#### Written request
Copy out the whole listing exactly as written, leaving the pictures behind.

#### Material for this task
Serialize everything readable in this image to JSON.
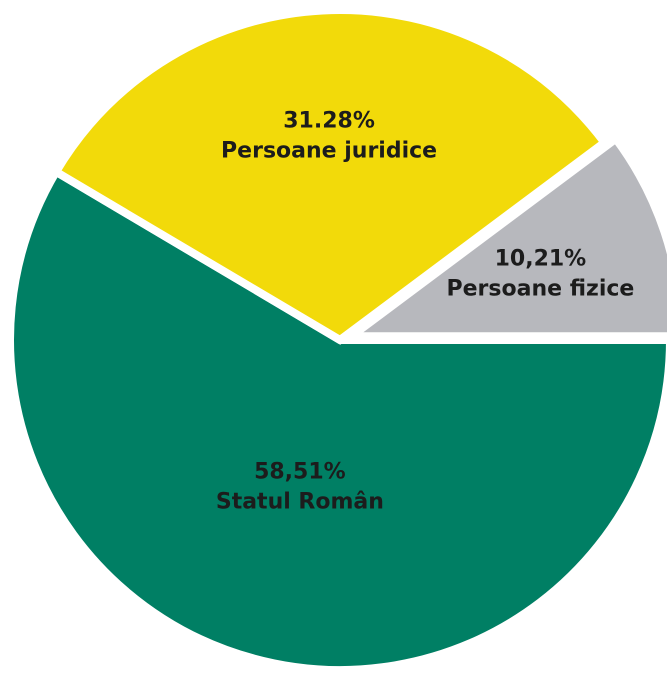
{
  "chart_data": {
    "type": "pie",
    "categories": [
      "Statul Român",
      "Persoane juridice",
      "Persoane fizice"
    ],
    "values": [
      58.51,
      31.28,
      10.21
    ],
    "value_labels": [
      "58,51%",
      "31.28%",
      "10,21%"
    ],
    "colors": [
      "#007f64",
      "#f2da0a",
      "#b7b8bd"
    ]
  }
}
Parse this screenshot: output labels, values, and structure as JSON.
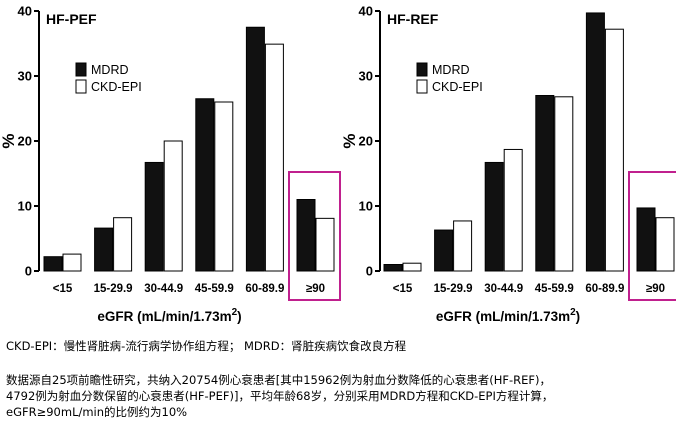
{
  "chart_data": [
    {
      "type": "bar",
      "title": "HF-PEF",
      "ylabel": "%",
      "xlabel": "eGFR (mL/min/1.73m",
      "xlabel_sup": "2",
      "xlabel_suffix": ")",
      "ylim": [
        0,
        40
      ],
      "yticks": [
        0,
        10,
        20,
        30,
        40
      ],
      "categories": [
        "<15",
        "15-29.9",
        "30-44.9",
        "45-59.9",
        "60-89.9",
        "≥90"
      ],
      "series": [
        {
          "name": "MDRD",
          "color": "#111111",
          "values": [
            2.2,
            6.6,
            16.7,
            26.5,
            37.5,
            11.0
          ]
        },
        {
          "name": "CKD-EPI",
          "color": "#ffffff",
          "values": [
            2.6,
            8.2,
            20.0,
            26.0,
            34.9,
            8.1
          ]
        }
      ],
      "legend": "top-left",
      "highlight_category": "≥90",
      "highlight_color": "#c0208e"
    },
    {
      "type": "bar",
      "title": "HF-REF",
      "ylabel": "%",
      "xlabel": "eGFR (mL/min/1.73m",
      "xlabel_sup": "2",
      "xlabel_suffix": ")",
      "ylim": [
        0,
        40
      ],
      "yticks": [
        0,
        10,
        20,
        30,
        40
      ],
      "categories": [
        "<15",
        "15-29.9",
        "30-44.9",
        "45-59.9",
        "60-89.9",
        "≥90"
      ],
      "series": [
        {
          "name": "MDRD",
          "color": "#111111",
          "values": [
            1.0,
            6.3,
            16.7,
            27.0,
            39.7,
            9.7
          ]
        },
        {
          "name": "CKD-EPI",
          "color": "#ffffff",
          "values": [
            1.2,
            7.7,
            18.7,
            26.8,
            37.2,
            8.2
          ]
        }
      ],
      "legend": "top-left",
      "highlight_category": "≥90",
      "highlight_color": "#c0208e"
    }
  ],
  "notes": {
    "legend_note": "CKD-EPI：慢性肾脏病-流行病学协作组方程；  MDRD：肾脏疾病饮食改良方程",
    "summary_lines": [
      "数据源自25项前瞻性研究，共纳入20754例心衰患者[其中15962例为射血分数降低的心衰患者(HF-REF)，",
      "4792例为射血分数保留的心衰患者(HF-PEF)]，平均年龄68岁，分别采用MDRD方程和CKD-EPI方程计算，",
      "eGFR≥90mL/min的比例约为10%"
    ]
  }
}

#### Right answer
Serialize everything readable in this image to JSON.
{
  "chart_data": {
    "type": "pie",
    "categories": [
      "Statul Român",
      "Persoane juridice",
      "Persoane fizice"
    ],
    "values": [
      58.51,
      31.28,
      10.21
    ],
    "value_labels": [
      "58,51%",
      "31.28%",
      "10,21%"
    ],
    "colors": [
      "#007f64",
      "#f2da0a",
      "#b7b8bd"
    ]
  }
}
Parse this screenshot: output labels, values, and structure as JSON.
{
  "chart_data": [
    {
      "type": "bar",
      "title": "HF-PEF",
      "ylabel": "%",
      "xlabel": "eGFR (mL/min/1.73m",
      "xlabel_sup": "2",
      "xlabel_suffix": ")",
      "ylim": [
        0,
        40
      ],
      "yticks": [
        0,
        10,
        20,
        30,
        40
      ],
      "categories": [
        "<15",
        "15-29.9",
        "30-44.9",
        "45-59.9",
        "60-89.9",
        "≥90"
      ],
      "series": [
        {
          "name": "MDRD",
          "color": "#111111",
          "values": [
            2.2,
            6.6,
            16.7,
            26.5,
            37.5,
            11.0
          ]
        },
        {
          "name": "CKD-EPI",
          "color": "#ffffff",
          "values": [
            2.6,
            8.2,
            20.0,
            26.0,
            34.9,
            8.1
          ]
        }
      ],
      "legend": "top-left",
      "highlight_category": "≥90",
      "highlight_color": "#c0208e"
    },
    {
      "type": "bar",
      "title": "HF-REF",
      "ylabel": "%",
      "xlabel": "eGFR (mL/min/1.73m",
      "xlabel_sup": "2",
      "xlabel_suffix": ")",
      "ylim": [
        0,
        40
      ],
      "yticks": [
        0,
        10,
        20,
        30,
        40
      ],
      "categories": [
        "<15",
        "15-29.9",
        "30-44.9",
        "45-59.9",
        "60-89.9",
        "≥90"
      ],
      "series": [
        {
          "name": "MDRD",
          "color": "#111111",
          "values": [
            1.0,
            6.3,
            16.7,
            27.0,
            39.7,
            9.7
          ]
        },
        {
          "name": "CKD-EPI",
          "color": "#ffffff",
          "values": [
            1.2,
            7.7,
            18.7,
            26.8,
            37.2,
            8.2
          ]
        }
      ],
      "legend": "top-left",
      "highlight_category": "≥90",
      "highlight_color": "#c0208e"
    }
  ],
  "notes": {
    "legend_note": "CKD-EPI：慢性肾脏病-流行病学协作组方程；  MDRD：肾脏疾病饮食改良方程",
    "summary_lines": [
      "数据源自25项前瞻性研究，共纳入20754例心衰患者[其中15962例为射血分数降低的心衰患者(HF-REF)，",
      "4792例为射血分数保留的心衰患者(HF-PEF)]，平均年龄68岁，分别采用MDRD方程和CKD-EPI方程计算，",
      "eGFR≥90mL/min的比例约为10%"
    ]
  }
}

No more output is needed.